- What the task requires -
All of the material below is to be restated word for word, apart from the pictures.

-- START OF Data provided --

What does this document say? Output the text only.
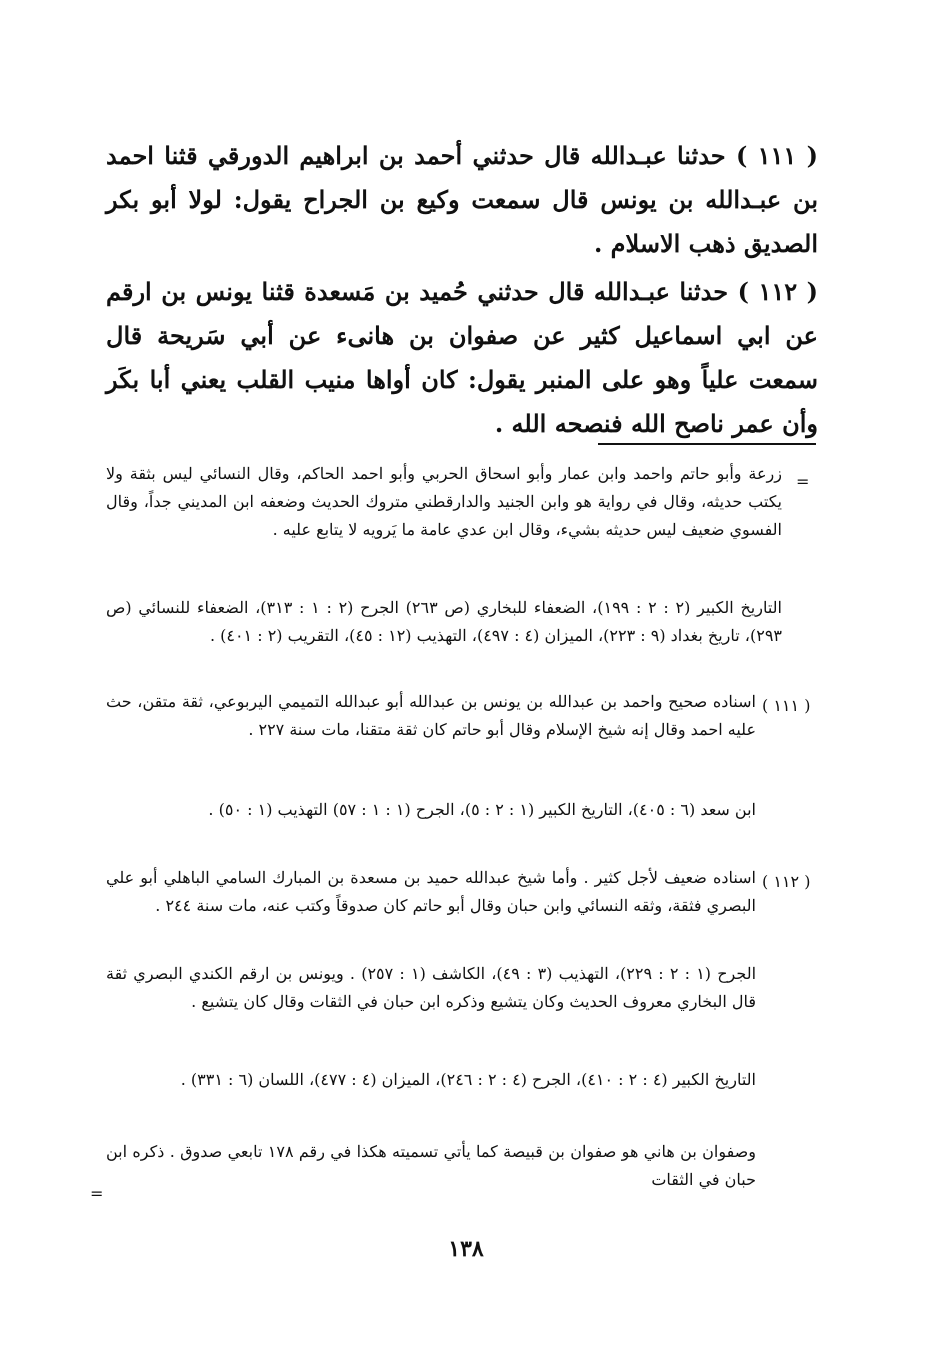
( ١١١ ) حدثنا عبـدالله قال حدثني أحمد بن ابراهيم الدورقي قثنا احمد بن عبـدالله بن يونس قال سمعت وكيع بن الجراح يقول: لولا أبو بكر الصديق ذهب الاسلام .

( ١١٢ ) حدثنا عبـدالله قال حدثني حُميد بن مَسعدة قثنا يونس بن ارقم عن ابي اسماعيل كثير عن صفوان بن هانىء عن أبي سَريحة قال سمعت علياً وهو على المنبر يقول: كان أواها منيب القلب يعني أبا بكَر وأن عمر ناصح الله فنصحه الله .

=

زرعة وأبو حاتم واحمد وابن عمار وأبو اسحاق الحربي وأبو احمد الحاكم، وقال النسائي ليس بثقة ولا يكتب حديثه، وقال في رواية هو وابن الجنيد والدارقطني متروك الحديث وضعفه ابن المديني جداً، وقال الفسوي ضعيف ليس حديثه بشيء، وقال ابن عدي عامة ما يَرويه لا يتابع عليه .

التاريخ الكبير (٢ : ٢ : ١٩٩)، الضعفاء للبخاري (ص ٢٦٣) الجرح (٢ : ١ : ٣١٣)، الضعفاء للنسائي (ص ٢٩٣)، تاريخ بغداد (٩ : ٢٢٣)، الميزان (٤ : ٤٩٧)، التهذيب (١٢ : ٤٥)، التقريب (٢ : ٤٠١) .

( ١١١ )

اسناده صحيح واحمد بن عبدالله بن يونس بن عبدالله أبو عبدالله التميمي اليربوعي، ثقة متقن، حث عليه احمد وقال إنه شيخ الإسلام وقال أبو حاتم كان ثقة متقنا، مات سنة ٢٢٧ .

ابن سعد (٦ : ٤٠٥)، التاريخ الكبير (١ : ٢ : ٥)، الجرح (١ : ١ : ٥٧) التهذيب (١ : ٥٠) .

( ١١٢ )

اسناده ضعيف لأجل كثير . وأما شيخ عبدالله حميد بن مسعدة بن المبارك السامي الباهلي أبو علي البصري فثقة، وثقه النسائي وابن حبان وقال أبو حاتم كان صدوقاً وكتب عنه، مات سنة ٢٤٤ .

الجرح (١ : ٢ : ٢٢٩)، التهذيب (٣ : ٤٩)، الكاشف (١ : ٢٥٧) . ويونس بن ارقم الكندي البصري ثقة قال البخاري معروف الحديث وكان يتشيع وذكره ابن حبان في الثقات وقال كان يتشيع .

التاريخ الكبير (٤ : ٢ : ٤١٠)، الجرح (٤ : ٢ : ٢٤٦)، الميزان (٤ : ٤٧٧)، اللسان (٦ : ٣٣١) .

وصفوان بن هاني هو صفوان بن قبيصة كما يأتي تسميته هكذا في رقم ١٧٨ تابعي صدوق . ذكره ابن حبان في الثقات

=
١٣٨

-- END OF Data provided --

- Result -
What does this document say? Output the text only.
( ١١١ ) حدثنا عبـدالله قال حدثني أحمد بن ابراهيم الدورقي قثنا احمد بن عبـدالله بن يونس قال سمعت وكيع بن الجراح يقول: لولا أبو بكر الصديق ذهب الاسلام .

( ١١٢ ) حدثنا عبـدالله قال حدثني حُميد بن مَسعدة قثنا يونس بن ارقم عن ابي اسماعيل كثير عن صفوان بن هانىء عن أبي سَريحة قال سمعت علياً وهو على المنبر يقول: كان أواها منيب القلب يعني أبا بكَر وأن عمر ناصح الله فنصحه الله .

=

زرعة وأبو حاتم واحمد وابن عمار وأبو اسحاق الحربي وأبو احمد الحاكم، وقال النسائي ليس بثقة ولا يكتب حديثه، وقال في رواية هو وابن الجنيد والدارقطني متروك الحديث وضعفه ابن المديني جداً، وقال الفسوي ضعيف ليس حديثه بشيء، وقال ابن عدي عامة ما يَرويه لا يتابع عليه .

التاريخ الكبير (٢ : ٢ : ١٩٩)، الضعفاء للبخاري (ص ٢٦٣) الجرح (٢ : ١ : ٣١٣)، الضعفاء للنسائي (ص ٢٩٣)، تاريخ بغداد (٩ : ٢٢٣)، الميزان (٤ : ٤٩٧)، التهذيب (١٢ : ٤٥)، التقريب (٢ : ٤٠١) .

( ١١١ )

اسناده صحيح واحمد بن عبدالله بن يونس بن عبدالله أبو عبدالله التميمي اليربوعي، ثقة متقن، حث عليه احمد وقال إنه شيخ الإسلام وقال أبو حاتم كان ثقة متقنا، مات سنة ٢٢٧ .

ابن سعد (٦ : ٤٠٥)، التاريخ الكبير (١ : ٢ : ٥)، الجرح (١ : ١ : ٥٧) التهذيب (١ : ٥٠) .

( ١١٢ )

اسناده ضعيف لأجل كثير . وأما شيخ عبدالله حميد بن مسعدة بن المبارك السامي الباهلي أبو علي البصري فثقة، وثقه النسائي وابن حبان وقال أبو حاتم كان صدوقاً وكتب عنه، مات سنة ٢٤٤ .

الجرح (١ : ٢ : ٢٢٩)، التهذيب (٣ : ٤٩)، الكاشف (١ : ٢٥٧) . ويونس بن ارقم الكندي البصري ثقة قال البخاري معروف الحديث وكان يتشيع وذكره ابن حبان في الثقات وقال كان يتشيع .

التاريخ الكبير (٤ : ٢ : ٤١٠)، الجرح (٤ : ٢ : ٢٤٦)، الميزان (٤ : ٤٧٧)، اللسان (٦ : ٣٣١) .

وصفوان بن هاني هو صفوان بن قبيصة كما يأتي تسميته هكذا في رقم ١٧٨ تابعي صدوق . ذكره ابن حبان في الثقات

=
١٣٨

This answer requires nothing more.